▶ EXERCISE DIRECTIONS
With the pictures left out, return exactly the lines from the one containing "Read all visible content and emit it as JSON." through the end of the listing below.

▶ ENTRIES

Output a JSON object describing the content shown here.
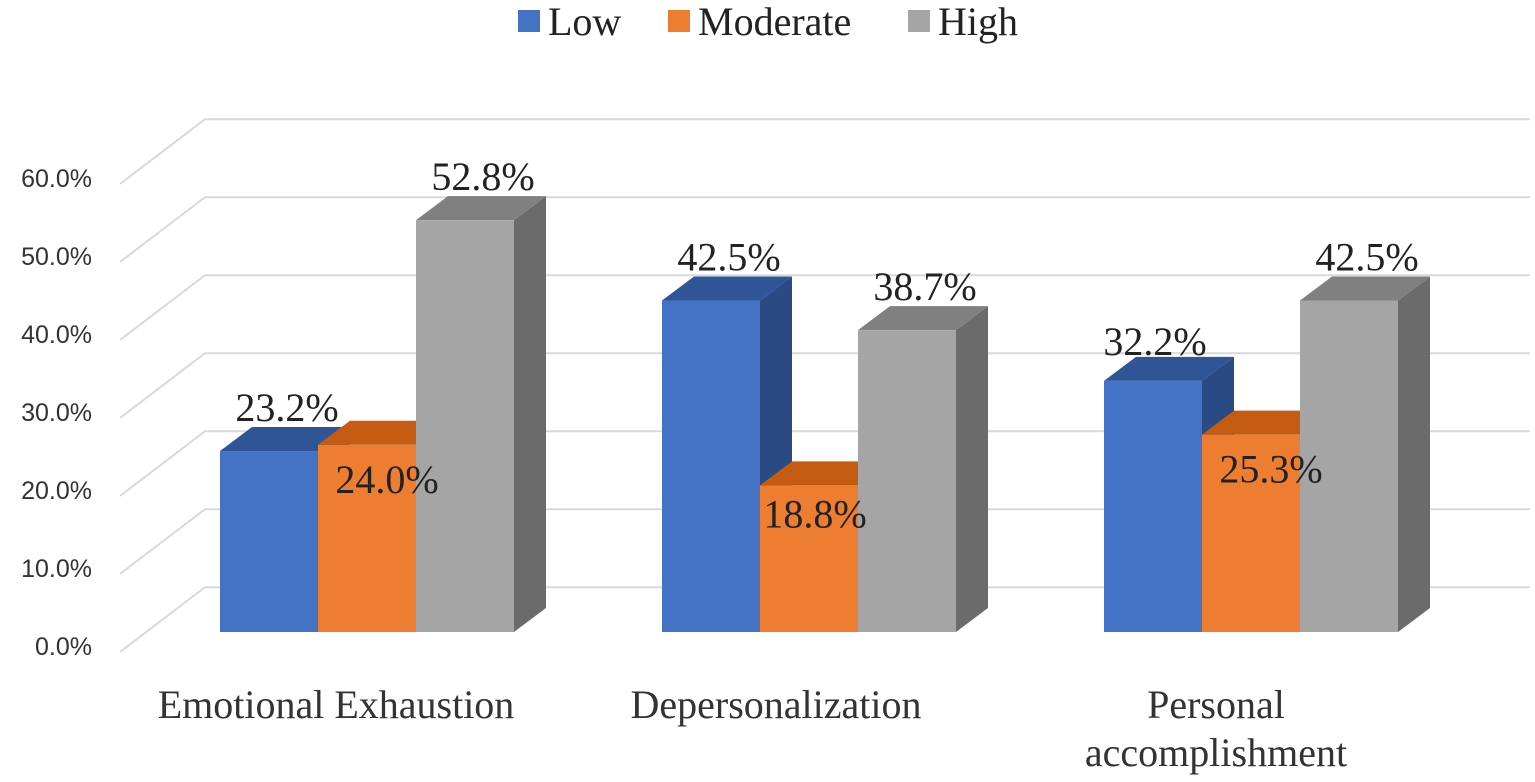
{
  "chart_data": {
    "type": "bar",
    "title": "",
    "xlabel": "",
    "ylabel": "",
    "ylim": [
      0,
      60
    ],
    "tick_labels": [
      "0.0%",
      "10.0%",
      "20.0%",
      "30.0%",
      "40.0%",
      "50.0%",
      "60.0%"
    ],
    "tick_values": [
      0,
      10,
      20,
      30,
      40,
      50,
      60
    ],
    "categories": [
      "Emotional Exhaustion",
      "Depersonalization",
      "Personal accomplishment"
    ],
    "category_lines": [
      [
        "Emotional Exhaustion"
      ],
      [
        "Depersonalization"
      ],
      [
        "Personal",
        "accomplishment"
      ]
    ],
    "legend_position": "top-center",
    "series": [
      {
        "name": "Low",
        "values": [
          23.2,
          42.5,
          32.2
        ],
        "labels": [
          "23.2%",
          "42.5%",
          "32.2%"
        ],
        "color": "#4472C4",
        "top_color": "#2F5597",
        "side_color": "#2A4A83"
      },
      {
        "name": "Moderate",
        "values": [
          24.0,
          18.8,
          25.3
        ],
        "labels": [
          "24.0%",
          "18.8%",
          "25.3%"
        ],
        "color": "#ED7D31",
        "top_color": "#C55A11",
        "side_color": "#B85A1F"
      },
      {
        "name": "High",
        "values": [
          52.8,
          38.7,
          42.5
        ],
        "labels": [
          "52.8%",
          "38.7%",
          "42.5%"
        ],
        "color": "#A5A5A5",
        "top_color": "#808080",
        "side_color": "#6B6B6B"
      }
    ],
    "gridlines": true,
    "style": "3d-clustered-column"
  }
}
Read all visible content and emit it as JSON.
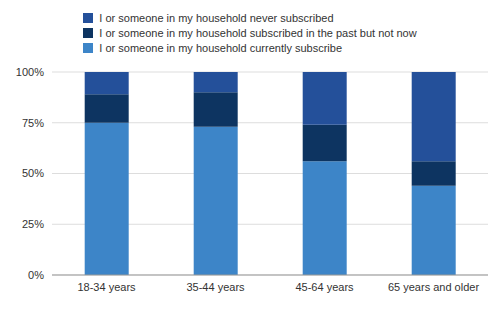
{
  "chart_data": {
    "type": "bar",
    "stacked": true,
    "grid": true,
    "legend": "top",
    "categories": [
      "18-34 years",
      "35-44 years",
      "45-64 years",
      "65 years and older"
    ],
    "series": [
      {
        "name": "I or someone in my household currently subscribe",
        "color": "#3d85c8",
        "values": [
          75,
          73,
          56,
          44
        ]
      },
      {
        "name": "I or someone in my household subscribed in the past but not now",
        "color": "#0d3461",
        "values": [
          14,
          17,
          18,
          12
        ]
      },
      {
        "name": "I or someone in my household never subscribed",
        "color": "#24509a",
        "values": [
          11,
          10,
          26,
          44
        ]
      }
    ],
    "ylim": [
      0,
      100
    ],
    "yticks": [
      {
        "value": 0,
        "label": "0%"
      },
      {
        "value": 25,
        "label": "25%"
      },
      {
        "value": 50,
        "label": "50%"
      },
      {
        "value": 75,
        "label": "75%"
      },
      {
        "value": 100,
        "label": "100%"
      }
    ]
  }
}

▶ EXERCISE RESULT
Read all visible content and emit it as JSON.
{
  "chart_data": {
    "type": "bar",
    "stacked": true,
    "grid": true,
    "legend": "top",
    "categories": [
      "18-34 years",
      "35-44 years",
      "45-64 years",
      "65 years and older"
    ],
    "series": [
      {
        "name": "I or someone in my household currently subscribe",
        "color": "#3d85c8",
        "values": [
          75,
          73,
          56,
          44
        ]
      },
      {
        "name": "I or someone in my household subscribed in the past but not now",
        "color": "#0d3461",
        "values": [
          14,
          17,
          18,
          12
        ]
      },
      {
        "name": "I or someone in my household never subscribed",
        "color": "#24509a",
        "values": [
          11,
          10,
          26,
          44
        ]
      }
    ],
    "ylim": [
      0,
      100
    ],
    "yticks": [
      {
        "value": 0,
        "label": "0%"
      },
      {
        "value": 25,
        "label": "25%"
      },
      {
        "value": 50,
        "label": "50%"
      },
      {
        "value": 75,
        "label": "75%"
      },
      {
        "value": 100,
        "label": "100%"
      }
    ]
  }
}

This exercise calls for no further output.